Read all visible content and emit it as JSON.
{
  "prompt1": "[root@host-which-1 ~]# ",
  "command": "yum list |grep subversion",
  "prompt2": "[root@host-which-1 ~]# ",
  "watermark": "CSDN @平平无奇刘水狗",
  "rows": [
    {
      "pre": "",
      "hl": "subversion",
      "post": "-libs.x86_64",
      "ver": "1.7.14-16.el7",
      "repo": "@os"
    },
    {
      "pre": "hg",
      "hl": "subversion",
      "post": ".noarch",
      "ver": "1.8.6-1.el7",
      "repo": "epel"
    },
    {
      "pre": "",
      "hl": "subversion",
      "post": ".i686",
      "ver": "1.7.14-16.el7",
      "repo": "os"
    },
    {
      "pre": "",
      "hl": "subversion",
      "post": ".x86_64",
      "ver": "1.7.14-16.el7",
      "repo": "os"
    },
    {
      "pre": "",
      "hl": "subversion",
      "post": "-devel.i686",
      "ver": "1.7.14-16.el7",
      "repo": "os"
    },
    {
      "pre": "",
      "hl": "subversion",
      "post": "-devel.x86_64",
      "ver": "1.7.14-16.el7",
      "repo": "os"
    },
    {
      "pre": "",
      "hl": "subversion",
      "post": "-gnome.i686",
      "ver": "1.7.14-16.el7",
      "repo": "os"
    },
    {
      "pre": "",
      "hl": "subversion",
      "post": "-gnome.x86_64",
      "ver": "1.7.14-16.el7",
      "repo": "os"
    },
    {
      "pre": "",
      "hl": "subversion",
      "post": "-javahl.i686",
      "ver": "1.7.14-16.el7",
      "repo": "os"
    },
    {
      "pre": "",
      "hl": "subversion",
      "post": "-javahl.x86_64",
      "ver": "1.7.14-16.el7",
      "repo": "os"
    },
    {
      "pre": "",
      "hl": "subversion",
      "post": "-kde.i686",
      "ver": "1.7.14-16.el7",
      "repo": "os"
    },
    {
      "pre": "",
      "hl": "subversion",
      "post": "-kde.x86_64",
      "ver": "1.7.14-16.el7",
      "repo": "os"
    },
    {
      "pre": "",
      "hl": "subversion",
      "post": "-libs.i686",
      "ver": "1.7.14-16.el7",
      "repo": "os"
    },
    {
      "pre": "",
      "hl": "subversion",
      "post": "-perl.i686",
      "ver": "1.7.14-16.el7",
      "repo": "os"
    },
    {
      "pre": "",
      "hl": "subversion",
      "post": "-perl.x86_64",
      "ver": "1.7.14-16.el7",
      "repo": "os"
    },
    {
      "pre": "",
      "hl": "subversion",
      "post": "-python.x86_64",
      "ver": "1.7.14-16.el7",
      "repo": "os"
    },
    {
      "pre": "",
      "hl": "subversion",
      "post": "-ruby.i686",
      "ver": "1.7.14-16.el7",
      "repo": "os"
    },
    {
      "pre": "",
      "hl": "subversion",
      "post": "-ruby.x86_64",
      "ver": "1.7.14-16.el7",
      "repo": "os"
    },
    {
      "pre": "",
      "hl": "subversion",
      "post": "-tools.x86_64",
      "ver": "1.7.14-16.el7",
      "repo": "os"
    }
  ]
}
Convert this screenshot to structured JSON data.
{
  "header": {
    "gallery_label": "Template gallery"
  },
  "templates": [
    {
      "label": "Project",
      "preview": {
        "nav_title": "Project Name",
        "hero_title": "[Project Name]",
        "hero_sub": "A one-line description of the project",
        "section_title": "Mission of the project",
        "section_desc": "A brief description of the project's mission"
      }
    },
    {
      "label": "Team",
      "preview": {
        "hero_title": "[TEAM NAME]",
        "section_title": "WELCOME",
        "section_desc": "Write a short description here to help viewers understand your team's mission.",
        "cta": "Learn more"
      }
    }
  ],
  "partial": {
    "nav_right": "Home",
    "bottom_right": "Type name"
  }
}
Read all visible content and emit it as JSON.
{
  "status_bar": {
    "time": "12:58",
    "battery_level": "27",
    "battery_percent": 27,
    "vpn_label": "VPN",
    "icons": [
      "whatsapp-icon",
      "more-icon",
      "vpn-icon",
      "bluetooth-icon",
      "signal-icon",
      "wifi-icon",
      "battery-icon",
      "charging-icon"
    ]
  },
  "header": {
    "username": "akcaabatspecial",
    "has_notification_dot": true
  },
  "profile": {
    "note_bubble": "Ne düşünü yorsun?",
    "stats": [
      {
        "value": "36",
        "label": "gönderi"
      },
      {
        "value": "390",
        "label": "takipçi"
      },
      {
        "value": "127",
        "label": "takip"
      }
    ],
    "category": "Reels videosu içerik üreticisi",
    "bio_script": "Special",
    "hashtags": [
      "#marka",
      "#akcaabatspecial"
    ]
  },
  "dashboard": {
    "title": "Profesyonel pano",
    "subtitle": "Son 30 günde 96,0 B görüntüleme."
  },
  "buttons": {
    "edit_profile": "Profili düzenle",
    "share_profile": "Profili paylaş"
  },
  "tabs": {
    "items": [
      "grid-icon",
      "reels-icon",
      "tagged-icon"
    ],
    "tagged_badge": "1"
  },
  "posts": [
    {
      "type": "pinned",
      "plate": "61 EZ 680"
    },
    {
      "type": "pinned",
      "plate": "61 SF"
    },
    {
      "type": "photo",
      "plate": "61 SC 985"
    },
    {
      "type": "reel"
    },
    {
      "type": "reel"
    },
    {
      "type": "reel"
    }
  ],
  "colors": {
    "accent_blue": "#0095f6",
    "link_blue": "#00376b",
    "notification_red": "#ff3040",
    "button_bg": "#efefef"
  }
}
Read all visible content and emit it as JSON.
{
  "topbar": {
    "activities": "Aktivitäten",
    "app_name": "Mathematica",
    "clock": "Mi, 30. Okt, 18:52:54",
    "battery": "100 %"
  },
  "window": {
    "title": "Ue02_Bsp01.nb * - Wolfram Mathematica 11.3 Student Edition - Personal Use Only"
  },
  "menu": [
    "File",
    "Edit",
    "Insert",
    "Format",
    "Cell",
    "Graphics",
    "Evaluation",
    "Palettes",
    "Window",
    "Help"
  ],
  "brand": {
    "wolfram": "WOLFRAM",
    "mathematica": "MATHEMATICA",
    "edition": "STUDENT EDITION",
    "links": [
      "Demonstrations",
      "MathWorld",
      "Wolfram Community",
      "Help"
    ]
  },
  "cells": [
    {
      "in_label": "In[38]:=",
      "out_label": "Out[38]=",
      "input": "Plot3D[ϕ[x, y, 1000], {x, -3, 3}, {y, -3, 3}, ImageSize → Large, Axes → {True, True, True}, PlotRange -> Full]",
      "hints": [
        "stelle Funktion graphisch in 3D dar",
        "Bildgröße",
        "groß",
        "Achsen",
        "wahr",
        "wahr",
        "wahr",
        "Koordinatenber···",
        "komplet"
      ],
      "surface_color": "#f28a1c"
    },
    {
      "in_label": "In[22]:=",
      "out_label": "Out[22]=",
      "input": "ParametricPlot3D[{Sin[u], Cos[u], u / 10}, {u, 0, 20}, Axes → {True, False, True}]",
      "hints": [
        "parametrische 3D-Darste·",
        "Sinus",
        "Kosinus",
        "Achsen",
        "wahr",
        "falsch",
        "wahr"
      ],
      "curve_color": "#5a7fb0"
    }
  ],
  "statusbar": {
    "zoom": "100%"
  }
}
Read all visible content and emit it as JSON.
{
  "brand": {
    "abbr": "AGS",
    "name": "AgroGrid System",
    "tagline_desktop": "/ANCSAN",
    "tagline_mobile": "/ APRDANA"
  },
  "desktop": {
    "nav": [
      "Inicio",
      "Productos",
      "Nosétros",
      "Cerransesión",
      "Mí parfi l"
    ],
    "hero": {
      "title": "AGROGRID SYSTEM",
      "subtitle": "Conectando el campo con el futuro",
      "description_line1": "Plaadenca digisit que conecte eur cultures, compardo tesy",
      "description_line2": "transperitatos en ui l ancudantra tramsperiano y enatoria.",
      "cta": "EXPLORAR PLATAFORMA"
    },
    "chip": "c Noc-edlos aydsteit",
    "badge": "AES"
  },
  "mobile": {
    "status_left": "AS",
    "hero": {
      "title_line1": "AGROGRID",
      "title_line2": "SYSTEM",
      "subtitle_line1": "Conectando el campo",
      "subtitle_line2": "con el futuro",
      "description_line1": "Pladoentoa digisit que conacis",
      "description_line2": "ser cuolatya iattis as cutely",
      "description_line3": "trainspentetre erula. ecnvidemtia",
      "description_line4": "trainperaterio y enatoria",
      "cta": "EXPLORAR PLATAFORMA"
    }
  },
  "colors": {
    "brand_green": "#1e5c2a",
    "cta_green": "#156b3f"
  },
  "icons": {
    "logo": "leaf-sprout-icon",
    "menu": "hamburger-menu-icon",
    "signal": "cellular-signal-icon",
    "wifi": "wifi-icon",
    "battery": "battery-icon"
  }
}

→ **WORK TO COMPLETE**
Report how many lines of the listing above include the word "which". Say nothing but the number.

→ **RESULT OF THE EXERCISE**
2